§ TASK DESCRIPTION
In the records below, locate the line containing "Output a JSON", then extract it and all following lines exactly, ending with the last line.

───── DATASET RECORDS ─────

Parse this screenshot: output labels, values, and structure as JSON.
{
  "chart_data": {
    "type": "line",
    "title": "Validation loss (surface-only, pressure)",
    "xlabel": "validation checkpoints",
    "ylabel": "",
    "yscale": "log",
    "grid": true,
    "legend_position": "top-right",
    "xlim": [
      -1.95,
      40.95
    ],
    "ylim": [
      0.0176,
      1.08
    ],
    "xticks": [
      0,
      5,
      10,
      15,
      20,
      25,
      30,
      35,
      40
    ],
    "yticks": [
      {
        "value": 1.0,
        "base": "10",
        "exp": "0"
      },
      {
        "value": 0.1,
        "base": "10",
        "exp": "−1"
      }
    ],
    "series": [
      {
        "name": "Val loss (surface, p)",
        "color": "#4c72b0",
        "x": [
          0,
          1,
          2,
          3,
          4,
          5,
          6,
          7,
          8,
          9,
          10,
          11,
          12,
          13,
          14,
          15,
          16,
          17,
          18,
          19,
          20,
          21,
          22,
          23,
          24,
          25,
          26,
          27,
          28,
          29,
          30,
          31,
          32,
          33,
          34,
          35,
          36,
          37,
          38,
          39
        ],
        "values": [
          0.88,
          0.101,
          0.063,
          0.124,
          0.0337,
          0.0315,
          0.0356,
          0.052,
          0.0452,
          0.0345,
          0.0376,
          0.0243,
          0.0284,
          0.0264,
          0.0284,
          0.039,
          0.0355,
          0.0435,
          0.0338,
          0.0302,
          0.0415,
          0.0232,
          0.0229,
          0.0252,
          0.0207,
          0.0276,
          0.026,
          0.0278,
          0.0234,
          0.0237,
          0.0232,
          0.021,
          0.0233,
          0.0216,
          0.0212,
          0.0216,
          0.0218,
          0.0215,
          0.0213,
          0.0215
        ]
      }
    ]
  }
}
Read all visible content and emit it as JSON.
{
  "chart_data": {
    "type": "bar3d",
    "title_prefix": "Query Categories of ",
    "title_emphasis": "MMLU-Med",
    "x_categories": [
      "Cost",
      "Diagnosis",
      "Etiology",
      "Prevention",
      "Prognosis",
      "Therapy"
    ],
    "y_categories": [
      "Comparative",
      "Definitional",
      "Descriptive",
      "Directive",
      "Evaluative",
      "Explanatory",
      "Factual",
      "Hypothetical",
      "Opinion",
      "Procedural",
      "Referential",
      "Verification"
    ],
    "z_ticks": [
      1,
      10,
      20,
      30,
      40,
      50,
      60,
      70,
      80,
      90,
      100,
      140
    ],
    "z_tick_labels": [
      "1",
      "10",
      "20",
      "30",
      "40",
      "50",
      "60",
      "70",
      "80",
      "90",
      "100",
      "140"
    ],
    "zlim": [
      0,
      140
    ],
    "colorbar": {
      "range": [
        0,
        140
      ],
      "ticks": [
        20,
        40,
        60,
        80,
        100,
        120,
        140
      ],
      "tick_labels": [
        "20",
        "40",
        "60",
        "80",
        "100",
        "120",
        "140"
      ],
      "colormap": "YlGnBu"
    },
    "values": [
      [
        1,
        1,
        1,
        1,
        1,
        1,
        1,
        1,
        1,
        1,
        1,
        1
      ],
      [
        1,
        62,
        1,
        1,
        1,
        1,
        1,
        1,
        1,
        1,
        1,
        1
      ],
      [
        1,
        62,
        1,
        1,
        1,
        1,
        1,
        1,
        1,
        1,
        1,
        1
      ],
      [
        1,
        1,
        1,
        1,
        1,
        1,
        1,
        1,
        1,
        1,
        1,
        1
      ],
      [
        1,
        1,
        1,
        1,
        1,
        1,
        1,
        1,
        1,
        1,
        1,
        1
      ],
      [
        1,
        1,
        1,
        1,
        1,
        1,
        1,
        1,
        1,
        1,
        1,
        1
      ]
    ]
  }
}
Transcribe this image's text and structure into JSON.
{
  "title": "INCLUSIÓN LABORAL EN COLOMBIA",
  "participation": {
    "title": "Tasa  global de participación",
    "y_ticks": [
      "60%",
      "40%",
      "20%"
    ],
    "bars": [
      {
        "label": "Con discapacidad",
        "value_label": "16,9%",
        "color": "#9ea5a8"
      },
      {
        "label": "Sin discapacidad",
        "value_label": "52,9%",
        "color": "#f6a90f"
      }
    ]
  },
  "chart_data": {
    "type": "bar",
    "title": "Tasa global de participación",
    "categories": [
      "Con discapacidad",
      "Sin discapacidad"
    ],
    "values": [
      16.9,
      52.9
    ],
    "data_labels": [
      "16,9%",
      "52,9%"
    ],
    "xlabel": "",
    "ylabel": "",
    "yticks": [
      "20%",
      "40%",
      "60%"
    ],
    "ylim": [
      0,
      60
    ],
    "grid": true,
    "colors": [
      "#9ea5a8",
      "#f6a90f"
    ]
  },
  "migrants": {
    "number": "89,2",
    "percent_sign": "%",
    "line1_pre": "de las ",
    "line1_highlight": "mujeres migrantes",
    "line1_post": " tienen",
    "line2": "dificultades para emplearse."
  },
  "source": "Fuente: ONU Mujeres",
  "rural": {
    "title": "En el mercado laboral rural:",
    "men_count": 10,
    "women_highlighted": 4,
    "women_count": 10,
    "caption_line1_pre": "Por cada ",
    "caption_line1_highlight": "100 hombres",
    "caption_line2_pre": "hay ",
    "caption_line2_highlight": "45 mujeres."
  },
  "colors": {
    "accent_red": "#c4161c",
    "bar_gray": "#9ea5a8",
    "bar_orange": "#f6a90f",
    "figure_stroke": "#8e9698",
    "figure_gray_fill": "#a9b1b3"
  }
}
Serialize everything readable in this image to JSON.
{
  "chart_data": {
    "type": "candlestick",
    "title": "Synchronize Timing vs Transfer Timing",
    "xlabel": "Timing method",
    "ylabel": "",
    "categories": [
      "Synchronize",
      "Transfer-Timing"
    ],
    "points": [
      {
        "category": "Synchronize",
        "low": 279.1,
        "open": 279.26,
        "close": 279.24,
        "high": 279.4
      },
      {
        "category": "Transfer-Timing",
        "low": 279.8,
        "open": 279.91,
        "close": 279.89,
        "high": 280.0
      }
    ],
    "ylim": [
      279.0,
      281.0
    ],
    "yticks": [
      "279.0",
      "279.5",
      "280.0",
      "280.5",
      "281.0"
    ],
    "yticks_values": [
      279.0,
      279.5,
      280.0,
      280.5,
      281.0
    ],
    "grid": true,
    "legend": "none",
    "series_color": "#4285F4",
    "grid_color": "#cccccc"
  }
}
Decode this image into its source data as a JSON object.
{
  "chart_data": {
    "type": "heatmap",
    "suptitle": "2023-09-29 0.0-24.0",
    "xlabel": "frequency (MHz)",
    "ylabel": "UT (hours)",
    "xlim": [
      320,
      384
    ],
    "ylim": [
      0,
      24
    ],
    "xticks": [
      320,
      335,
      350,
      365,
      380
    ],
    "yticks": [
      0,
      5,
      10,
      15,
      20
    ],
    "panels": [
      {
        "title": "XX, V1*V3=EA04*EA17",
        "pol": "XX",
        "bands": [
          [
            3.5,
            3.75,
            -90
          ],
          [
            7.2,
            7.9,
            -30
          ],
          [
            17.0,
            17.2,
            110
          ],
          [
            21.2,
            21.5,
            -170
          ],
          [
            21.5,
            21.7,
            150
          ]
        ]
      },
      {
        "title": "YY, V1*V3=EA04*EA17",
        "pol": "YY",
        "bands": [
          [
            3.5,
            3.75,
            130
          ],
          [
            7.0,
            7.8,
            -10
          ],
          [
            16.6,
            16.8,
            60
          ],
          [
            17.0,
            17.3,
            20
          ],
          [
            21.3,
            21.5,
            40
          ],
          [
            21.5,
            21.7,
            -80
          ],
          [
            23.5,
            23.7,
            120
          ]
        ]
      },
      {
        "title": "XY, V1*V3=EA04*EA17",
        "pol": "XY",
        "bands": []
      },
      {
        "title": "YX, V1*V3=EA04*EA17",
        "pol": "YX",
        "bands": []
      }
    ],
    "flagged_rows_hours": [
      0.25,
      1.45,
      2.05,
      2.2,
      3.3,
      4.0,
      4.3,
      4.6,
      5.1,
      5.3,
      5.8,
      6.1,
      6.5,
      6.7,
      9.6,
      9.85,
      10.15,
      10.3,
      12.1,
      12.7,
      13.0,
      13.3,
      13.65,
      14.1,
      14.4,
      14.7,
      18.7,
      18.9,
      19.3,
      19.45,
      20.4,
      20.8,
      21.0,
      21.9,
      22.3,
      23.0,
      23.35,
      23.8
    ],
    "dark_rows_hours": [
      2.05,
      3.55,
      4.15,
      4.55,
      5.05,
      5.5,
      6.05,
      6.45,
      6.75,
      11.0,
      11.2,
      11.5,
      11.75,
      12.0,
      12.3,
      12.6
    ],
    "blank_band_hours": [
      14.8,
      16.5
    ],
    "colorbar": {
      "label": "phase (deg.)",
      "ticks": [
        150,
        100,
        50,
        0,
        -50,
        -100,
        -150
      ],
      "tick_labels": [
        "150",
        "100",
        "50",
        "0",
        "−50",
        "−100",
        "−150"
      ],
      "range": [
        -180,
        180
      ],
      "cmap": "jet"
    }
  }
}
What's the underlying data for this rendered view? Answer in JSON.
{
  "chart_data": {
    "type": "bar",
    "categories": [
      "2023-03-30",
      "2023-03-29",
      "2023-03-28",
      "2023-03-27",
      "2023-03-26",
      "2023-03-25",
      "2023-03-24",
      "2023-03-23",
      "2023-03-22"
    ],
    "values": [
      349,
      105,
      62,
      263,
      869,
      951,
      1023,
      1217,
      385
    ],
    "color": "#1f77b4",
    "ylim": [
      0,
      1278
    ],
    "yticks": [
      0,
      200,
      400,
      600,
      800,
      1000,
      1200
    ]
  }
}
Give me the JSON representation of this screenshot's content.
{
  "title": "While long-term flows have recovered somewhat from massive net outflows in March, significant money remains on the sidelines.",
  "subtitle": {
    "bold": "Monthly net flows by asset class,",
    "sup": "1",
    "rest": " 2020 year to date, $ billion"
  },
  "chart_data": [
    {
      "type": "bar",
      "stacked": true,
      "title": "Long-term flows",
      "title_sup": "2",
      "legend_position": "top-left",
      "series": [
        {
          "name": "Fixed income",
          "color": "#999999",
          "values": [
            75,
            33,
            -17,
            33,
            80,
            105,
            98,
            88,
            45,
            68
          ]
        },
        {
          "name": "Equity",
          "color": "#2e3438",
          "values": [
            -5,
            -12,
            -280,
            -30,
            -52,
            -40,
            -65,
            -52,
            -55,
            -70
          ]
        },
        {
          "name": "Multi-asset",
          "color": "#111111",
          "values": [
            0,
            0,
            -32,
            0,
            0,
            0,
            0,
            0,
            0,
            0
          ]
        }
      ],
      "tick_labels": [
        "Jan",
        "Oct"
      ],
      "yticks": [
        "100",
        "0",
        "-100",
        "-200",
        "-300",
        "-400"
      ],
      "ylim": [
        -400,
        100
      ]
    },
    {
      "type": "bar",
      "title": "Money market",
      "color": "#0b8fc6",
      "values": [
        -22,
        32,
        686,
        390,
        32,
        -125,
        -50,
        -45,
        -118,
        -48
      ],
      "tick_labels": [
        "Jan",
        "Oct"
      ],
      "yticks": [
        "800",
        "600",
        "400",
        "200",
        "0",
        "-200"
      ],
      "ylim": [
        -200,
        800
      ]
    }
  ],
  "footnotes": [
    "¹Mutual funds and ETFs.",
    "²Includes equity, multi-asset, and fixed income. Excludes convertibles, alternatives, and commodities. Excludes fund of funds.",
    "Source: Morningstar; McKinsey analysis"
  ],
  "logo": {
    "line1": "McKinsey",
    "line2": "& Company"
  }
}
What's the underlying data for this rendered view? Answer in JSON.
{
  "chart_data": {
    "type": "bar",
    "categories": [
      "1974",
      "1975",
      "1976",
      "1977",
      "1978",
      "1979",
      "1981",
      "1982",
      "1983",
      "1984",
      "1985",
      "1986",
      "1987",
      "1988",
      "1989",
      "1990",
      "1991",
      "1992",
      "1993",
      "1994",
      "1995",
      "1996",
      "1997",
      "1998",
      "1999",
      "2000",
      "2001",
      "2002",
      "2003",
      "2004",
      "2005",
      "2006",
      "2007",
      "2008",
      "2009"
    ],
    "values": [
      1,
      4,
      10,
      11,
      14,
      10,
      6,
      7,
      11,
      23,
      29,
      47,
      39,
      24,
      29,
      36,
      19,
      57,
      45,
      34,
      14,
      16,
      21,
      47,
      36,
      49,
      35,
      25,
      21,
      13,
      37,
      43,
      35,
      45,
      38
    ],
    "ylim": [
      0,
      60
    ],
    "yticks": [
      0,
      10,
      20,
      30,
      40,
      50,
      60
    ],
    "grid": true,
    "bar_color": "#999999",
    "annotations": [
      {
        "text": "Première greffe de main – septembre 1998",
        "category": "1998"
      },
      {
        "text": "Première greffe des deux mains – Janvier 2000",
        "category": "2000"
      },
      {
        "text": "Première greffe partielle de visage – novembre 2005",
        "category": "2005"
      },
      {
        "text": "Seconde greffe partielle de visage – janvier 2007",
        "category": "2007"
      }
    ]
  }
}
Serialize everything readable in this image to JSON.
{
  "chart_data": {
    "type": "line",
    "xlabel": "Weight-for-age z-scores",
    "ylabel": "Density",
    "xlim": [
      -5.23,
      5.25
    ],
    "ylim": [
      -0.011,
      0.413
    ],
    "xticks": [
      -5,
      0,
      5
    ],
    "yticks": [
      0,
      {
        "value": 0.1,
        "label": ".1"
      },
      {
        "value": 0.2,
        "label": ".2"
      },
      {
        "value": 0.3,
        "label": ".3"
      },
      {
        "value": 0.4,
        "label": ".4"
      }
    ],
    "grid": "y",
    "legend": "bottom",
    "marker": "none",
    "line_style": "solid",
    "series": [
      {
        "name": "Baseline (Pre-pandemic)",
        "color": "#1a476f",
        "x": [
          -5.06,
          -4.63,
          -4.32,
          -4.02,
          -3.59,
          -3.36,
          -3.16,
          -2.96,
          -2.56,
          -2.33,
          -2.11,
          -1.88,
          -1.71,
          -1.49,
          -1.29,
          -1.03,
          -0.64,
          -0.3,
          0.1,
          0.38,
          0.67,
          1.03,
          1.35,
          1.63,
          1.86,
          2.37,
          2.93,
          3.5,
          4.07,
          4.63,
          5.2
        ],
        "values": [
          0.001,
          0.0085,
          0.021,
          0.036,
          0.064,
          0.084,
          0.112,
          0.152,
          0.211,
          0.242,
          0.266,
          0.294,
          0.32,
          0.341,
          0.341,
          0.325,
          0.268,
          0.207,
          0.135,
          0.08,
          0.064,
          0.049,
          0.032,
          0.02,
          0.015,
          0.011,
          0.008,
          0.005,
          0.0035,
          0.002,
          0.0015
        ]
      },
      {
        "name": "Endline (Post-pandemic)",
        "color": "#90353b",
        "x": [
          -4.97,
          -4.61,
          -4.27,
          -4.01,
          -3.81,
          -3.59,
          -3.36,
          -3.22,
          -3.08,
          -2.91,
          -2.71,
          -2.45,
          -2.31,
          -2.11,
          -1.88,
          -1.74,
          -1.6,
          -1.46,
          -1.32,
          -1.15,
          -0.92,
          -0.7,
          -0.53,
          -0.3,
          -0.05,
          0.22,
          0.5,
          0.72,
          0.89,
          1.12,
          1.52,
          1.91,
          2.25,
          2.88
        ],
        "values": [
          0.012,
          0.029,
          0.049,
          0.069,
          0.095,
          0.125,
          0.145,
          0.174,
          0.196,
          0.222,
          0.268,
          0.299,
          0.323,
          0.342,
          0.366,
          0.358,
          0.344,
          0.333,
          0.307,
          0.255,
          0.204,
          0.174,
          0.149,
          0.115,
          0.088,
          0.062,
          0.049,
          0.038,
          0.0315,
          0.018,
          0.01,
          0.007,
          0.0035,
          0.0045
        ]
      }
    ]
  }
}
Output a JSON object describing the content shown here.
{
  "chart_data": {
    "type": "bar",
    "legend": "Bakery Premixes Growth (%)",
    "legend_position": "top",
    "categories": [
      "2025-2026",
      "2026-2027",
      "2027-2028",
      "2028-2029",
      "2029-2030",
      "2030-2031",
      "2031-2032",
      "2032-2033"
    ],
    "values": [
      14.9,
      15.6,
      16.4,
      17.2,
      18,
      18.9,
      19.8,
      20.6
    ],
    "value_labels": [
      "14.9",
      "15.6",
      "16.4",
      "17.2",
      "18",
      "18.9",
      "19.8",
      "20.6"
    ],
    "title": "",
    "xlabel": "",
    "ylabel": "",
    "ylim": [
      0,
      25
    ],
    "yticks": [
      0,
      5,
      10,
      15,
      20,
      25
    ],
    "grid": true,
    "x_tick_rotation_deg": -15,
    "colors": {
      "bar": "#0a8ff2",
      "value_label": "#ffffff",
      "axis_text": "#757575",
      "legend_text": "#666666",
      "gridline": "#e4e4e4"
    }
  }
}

─────

§ ANSWER TO THE PROBLEM
Output a JSON object describing the content shown here.
{
  "chart_data": {
    "type": "bar",
    "legend": "Bakery Premixes Growth (%)",
    "legend_position": "top",
    "categories": [
      "2025-2026",
      "2026-2027",
      "2027-2028",
      "2028-2029",
      "2029-2030",
      "2030-2031",
      "2031-2032",
      "2032-2033"
    ],
    "values": [
      14.9,
      15.6,
      16.4,
      17.2,
      18,
      18.9,
      19.8,
      20.6
    ],
    "value_labels": [
      "14.9",
      "15.6",
      "16.4",
      "17.2",
      "18",
      "18.9",
      "19.8",
      "20.6"
    ],
    "title": "",
    "xlabel": "",
    "ylabel": "",
    "ylim": [
      0,
      25
    ],
    "yticks": [
      0,
      5,
      10,
      15,
      20,
      25
    ],
    "grid": true,
    "x_tick_rotation_deg": -15,
    "colors": {
      "bar": "#0a8ff2",
      "value_label": "#ffffff",
      "axis_text": "#757575",
      "legend_text": "#666666",
      "gridline": "#e4e4e4"
    }
  }
}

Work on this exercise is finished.